_How to complete this task_: What lines of the data below include the word "autem"? Report them by copying each.

[Document transcript data]
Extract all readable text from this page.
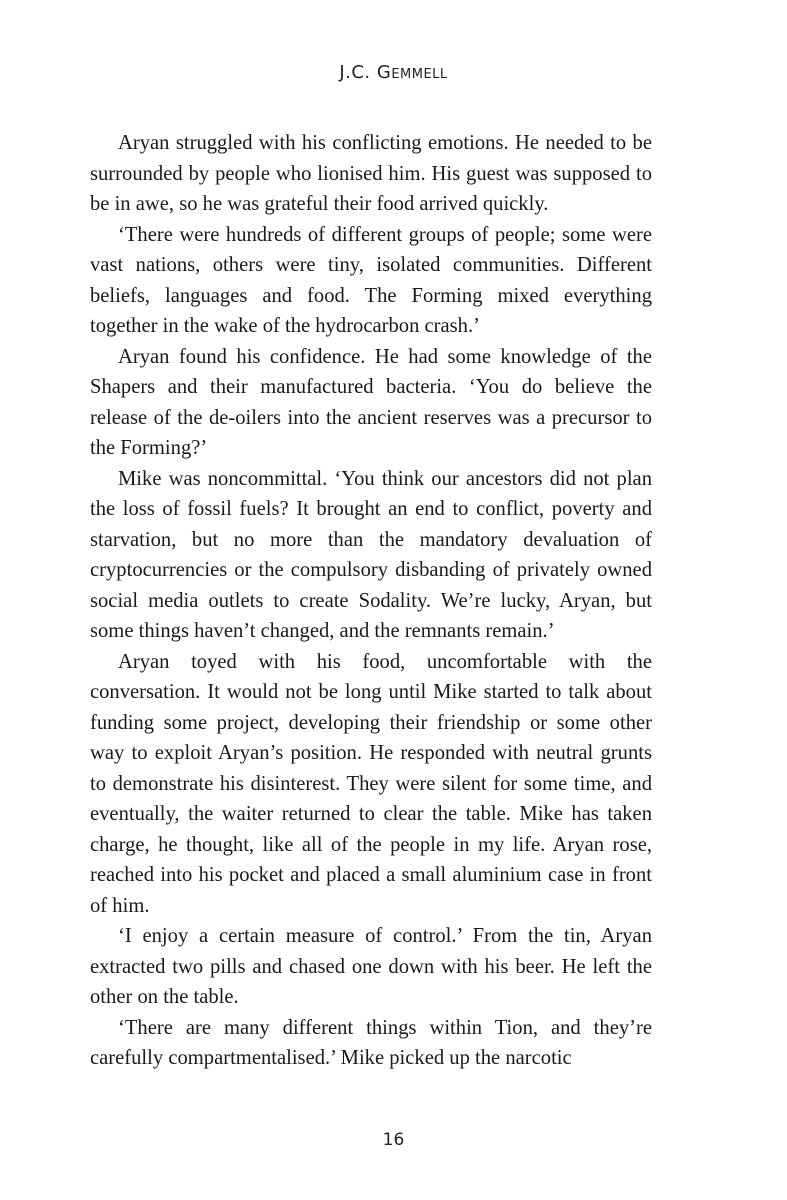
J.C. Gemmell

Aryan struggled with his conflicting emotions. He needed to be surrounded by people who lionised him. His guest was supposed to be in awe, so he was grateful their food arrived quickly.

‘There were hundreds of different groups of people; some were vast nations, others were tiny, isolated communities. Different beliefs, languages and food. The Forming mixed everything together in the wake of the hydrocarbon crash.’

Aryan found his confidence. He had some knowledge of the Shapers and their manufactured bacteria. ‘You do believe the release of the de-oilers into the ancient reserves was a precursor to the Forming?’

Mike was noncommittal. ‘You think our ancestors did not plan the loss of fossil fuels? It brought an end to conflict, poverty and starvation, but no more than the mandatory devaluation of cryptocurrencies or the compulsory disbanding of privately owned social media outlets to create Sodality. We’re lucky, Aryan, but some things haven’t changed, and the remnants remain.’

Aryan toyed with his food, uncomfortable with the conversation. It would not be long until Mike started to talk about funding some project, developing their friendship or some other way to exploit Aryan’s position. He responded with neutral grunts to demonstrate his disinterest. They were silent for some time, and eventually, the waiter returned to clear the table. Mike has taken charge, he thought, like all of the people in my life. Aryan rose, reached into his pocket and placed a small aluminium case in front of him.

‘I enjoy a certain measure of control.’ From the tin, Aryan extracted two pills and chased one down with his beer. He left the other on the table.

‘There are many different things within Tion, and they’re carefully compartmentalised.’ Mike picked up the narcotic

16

...

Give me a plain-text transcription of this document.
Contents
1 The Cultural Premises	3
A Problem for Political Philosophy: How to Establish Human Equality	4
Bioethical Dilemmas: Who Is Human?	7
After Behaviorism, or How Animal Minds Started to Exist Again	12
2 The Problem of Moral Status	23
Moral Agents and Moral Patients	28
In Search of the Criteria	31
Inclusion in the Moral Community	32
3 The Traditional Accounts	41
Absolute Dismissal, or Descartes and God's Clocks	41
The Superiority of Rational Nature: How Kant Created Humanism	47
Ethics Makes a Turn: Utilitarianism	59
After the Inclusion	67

...

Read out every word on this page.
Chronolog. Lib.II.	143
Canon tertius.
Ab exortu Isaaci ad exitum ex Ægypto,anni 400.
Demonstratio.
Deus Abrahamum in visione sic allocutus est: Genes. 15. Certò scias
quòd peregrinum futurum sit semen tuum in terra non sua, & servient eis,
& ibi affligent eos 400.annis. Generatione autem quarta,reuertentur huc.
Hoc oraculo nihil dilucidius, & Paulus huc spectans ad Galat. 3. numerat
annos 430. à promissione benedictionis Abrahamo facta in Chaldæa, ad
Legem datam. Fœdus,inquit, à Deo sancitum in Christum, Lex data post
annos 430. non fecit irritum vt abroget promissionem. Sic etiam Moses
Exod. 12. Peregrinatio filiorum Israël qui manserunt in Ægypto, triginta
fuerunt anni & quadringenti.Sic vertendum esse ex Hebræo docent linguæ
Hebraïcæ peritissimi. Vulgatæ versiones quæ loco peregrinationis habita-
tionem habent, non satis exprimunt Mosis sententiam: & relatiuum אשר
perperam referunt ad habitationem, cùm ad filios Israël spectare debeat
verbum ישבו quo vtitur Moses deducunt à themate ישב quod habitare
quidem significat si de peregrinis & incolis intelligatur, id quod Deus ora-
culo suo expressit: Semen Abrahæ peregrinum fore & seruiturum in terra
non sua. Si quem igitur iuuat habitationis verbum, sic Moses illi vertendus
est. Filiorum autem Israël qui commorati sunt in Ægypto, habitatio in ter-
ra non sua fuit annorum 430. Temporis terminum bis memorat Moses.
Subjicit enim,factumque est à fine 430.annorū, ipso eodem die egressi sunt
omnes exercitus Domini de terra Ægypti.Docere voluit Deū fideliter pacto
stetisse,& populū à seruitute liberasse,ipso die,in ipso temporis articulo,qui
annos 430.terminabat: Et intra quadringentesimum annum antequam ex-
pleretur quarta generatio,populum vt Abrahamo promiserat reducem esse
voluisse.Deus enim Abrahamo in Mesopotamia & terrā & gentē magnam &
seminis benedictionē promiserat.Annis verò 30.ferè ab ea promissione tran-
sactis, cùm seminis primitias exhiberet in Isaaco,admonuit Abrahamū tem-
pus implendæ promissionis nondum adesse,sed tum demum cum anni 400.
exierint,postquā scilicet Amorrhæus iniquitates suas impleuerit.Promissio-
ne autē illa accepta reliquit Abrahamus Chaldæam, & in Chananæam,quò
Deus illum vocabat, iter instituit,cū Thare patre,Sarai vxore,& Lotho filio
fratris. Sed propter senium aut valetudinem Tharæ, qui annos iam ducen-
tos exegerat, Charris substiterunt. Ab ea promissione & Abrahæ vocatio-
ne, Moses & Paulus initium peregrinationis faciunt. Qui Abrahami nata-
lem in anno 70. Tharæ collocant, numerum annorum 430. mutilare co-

_Response box_:
& ibi affligent eos 400.annis. Generatione autem quarta,reuertentur huc.
est. Filiorum autem Israël qui commorati sunt in Ægypto, habitatio in ter-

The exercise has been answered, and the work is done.